> **Chart and figure data**
========================

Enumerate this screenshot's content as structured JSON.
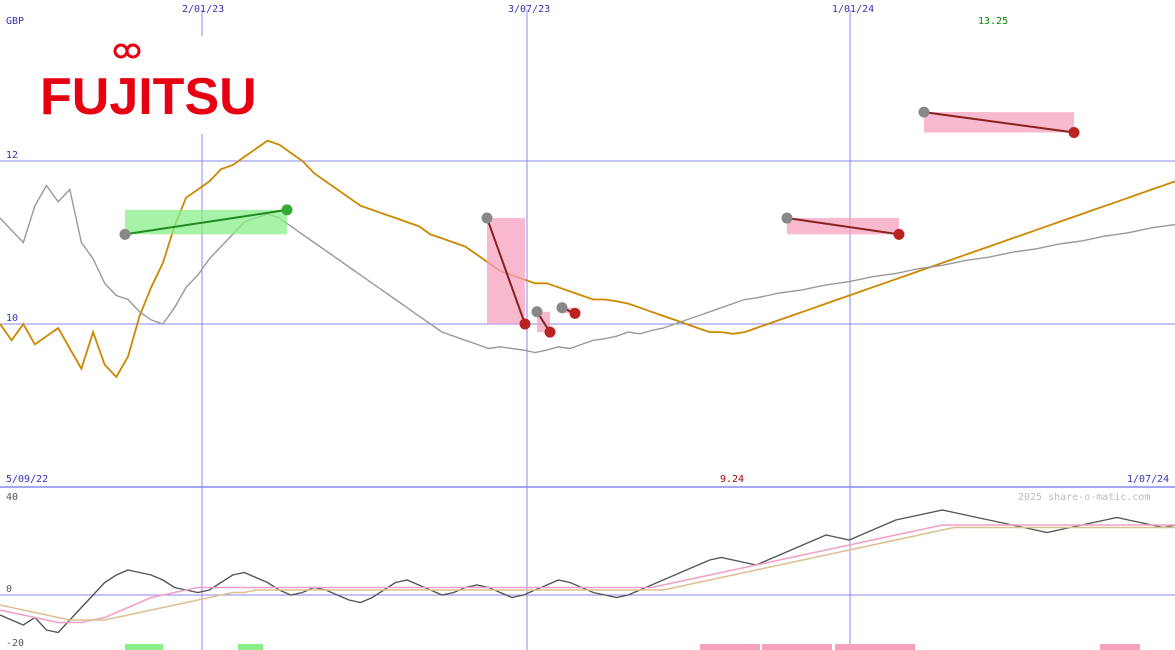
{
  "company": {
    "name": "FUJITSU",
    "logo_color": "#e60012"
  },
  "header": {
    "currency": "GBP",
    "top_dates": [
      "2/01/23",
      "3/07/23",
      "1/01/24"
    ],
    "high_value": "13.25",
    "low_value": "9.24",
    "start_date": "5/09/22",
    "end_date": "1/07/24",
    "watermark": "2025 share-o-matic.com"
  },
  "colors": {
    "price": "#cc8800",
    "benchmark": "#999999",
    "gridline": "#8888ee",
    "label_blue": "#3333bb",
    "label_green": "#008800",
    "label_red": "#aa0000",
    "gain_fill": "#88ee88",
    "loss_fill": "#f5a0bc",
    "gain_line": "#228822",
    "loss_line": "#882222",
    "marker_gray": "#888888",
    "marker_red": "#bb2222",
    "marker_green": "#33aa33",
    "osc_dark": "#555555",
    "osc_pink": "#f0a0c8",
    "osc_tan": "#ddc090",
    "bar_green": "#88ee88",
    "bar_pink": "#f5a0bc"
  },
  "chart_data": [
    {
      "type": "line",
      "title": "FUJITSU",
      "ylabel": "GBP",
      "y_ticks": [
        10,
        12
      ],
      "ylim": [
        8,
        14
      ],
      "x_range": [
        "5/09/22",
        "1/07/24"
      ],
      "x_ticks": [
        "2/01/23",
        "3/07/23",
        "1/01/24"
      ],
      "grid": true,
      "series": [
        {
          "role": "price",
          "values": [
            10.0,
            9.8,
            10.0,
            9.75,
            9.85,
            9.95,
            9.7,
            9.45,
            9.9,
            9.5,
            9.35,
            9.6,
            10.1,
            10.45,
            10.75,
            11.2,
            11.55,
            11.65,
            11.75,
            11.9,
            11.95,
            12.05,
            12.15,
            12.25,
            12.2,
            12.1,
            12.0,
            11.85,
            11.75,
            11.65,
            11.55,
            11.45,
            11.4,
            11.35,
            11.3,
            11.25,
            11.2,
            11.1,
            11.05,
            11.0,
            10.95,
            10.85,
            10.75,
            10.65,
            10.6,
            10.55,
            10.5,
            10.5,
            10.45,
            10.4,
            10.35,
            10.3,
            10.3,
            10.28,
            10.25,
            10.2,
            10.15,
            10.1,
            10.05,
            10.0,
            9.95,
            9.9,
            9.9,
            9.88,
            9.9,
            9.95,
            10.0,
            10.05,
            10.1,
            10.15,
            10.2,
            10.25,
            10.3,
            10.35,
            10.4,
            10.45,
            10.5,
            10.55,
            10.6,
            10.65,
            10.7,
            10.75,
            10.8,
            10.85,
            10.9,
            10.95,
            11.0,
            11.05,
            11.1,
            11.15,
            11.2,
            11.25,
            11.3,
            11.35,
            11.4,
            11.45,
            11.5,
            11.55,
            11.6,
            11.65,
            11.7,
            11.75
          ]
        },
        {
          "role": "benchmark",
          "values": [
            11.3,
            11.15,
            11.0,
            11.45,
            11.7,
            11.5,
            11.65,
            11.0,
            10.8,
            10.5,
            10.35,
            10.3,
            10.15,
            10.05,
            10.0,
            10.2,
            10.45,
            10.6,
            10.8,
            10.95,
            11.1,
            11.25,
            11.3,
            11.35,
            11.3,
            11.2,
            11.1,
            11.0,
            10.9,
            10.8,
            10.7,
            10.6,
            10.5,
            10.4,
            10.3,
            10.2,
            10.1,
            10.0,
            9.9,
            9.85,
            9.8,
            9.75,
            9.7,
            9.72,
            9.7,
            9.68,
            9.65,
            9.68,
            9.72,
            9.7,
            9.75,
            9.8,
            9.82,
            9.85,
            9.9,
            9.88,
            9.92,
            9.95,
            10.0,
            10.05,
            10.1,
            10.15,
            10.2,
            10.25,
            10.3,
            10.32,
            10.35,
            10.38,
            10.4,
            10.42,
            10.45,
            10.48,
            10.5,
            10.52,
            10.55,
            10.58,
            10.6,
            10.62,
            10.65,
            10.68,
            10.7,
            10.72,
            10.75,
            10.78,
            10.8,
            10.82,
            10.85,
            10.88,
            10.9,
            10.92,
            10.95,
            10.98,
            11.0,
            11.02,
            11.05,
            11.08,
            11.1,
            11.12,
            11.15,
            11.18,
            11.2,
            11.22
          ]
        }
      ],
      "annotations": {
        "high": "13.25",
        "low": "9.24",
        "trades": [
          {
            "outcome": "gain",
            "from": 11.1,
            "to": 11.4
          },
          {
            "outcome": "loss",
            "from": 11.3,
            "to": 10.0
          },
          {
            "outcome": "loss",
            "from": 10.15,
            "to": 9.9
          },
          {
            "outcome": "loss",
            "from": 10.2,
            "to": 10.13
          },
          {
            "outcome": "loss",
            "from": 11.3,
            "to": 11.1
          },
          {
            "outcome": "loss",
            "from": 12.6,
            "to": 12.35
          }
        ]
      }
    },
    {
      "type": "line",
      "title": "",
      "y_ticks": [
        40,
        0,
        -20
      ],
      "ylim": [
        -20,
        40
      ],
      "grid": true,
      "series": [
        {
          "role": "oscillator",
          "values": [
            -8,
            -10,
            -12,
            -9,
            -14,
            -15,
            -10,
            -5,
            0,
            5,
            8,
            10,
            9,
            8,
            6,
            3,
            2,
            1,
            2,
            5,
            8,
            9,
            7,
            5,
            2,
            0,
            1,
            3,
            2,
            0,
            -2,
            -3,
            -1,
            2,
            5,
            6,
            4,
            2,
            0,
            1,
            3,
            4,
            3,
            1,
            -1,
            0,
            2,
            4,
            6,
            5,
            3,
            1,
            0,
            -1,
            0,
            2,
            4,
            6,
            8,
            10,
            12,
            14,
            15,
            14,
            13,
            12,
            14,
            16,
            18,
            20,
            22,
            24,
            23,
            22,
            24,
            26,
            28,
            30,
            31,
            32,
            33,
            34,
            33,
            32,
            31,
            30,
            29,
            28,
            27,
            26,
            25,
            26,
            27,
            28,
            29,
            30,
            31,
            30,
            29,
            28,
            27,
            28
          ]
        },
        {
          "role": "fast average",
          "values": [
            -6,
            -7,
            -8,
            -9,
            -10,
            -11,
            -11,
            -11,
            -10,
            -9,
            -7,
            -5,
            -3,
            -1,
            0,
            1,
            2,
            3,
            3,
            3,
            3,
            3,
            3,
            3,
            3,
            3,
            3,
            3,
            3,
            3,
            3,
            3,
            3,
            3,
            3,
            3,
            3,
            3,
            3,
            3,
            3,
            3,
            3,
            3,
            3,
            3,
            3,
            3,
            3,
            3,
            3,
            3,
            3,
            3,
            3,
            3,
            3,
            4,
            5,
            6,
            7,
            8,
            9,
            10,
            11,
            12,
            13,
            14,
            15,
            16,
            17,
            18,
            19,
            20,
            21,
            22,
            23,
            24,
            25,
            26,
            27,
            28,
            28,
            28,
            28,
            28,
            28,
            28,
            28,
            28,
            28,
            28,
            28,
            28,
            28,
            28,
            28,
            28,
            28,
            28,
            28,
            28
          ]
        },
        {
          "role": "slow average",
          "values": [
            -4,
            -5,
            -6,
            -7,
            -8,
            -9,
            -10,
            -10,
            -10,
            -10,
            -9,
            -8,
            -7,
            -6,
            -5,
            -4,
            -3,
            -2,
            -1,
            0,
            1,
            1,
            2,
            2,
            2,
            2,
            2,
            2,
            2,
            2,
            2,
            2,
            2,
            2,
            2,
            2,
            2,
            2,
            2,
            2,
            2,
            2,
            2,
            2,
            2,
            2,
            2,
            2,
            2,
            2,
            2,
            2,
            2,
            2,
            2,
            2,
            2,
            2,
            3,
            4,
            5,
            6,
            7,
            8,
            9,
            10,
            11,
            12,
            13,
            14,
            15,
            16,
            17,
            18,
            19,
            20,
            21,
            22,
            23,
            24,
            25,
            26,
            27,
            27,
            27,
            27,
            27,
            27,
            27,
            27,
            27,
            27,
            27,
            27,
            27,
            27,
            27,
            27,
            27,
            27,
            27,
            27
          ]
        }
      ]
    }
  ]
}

========================

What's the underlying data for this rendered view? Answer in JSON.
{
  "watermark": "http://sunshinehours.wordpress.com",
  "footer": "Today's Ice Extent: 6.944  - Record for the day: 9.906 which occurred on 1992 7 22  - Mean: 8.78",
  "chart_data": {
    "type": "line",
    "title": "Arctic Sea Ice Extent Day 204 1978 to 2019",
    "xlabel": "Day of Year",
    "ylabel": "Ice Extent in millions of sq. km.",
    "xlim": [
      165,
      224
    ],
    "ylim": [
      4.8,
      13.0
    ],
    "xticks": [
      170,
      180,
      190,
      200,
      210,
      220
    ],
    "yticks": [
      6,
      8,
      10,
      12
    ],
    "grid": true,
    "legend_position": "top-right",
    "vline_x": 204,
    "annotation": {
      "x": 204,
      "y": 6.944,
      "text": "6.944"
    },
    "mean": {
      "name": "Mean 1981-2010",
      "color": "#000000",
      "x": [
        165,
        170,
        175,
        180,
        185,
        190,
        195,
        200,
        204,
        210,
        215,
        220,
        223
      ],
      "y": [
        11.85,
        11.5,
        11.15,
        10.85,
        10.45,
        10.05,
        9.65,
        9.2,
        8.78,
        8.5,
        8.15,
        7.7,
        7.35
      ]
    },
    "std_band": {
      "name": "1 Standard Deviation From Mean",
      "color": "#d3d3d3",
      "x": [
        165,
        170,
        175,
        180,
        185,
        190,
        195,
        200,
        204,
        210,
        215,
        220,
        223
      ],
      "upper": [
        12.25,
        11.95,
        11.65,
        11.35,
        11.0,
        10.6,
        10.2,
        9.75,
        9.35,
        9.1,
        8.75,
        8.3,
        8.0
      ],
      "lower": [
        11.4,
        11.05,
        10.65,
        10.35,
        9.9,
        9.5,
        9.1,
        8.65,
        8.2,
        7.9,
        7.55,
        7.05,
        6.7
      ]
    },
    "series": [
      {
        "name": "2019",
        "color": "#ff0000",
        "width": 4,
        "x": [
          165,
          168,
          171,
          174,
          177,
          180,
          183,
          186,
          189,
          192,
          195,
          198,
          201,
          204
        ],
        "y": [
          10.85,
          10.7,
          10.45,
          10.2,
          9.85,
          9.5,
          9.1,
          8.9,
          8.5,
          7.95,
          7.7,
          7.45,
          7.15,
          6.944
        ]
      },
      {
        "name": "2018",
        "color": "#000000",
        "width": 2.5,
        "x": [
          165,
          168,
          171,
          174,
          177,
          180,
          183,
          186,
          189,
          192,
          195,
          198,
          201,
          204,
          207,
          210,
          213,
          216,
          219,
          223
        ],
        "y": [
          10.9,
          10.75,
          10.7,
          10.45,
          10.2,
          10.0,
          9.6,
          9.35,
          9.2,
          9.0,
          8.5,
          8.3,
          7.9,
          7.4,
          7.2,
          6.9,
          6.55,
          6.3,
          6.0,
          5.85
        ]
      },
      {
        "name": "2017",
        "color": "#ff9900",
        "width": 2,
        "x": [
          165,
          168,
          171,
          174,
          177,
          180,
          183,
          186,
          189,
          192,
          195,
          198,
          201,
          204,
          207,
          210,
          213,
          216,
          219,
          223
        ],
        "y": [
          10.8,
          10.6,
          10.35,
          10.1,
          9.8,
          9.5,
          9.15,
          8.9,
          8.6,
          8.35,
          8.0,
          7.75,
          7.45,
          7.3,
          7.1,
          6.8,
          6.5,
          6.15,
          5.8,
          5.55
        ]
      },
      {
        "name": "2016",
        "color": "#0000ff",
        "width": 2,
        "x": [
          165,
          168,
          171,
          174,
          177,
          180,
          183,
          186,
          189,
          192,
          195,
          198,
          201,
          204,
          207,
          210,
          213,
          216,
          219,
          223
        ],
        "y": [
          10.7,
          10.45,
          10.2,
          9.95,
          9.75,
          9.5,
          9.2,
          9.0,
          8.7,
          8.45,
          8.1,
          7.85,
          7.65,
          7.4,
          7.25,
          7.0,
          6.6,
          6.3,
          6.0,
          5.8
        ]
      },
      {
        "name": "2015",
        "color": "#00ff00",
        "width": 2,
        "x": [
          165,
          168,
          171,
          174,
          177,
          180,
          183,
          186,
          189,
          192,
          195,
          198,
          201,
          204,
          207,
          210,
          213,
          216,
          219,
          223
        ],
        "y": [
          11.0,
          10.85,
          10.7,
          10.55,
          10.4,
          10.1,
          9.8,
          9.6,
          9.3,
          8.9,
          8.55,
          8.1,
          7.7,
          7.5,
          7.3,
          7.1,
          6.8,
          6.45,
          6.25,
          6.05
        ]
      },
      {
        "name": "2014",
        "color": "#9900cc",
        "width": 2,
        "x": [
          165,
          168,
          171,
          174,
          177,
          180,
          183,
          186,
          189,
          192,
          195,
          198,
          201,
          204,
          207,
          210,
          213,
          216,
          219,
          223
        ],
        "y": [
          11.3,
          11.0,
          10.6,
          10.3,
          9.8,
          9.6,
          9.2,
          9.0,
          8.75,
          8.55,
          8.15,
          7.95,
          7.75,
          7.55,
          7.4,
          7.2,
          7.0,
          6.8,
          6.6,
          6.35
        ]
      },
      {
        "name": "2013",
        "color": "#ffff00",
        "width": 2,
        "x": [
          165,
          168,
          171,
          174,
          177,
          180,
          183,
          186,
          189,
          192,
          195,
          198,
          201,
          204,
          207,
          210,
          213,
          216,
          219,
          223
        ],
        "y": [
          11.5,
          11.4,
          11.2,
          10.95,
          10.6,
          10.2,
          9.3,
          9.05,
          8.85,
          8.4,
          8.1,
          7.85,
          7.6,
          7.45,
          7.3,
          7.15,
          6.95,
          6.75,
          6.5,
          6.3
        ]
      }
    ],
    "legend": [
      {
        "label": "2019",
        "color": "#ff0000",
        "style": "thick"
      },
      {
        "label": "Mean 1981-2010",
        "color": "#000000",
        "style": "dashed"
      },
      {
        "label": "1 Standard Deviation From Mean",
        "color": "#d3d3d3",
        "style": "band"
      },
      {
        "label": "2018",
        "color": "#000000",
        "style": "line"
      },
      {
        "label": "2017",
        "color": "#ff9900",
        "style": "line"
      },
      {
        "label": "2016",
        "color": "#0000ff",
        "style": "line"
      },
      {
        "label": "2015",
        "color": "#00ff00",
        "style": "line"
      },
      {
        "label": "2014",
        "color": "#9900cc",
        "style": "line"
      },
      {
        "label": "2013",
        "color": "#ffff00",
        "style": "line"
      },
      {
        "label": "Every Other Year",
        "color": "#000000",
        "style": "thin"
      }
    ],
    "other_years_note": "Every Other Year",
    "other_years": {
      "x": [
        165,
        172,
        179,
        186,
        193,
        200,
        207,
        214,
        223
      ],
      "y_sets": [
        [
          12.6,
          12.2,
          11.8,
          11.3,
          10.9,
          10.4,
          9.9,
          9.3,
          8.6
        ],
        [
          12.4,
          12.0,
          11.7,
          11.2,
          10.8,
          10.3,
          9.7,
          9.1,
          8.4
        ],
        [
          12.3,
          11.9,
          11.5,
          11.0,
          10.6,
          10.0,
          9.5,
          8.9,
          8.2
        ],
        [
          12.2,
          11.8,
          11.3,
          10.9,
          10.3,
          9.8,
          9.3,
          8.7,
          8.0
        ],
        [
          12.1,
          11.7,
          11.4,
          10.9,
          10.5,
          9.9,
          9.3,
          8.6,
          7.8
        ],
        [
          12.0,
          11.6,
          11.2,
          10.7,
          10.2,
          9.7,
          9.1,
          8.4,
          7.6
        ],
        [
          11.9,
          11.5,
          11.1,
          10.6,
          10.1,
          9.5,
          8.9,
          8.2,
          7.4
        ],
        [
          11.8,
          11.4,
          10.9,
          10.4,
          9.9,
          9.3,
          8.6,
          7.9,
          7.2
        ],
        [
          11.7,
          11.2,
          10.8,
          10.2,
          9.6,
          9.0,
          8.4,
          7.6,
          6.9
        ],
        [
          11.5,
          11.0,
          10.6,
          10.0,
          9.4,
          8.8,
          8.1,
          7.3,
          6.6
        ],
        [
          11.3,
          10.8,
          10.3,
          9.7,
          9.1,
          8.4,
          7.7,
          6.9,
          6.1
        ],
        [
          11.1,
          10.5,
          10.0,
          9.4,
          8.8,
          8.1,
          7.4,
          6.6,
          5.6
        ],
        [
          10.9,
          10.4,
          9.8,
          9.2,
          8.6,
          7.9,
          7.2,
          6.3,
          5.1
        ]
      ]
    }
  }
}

========================

> **Brief**
Tally how many lines of the data include the word "JSON". Write the number and nothing else.

> **Solved problem**
2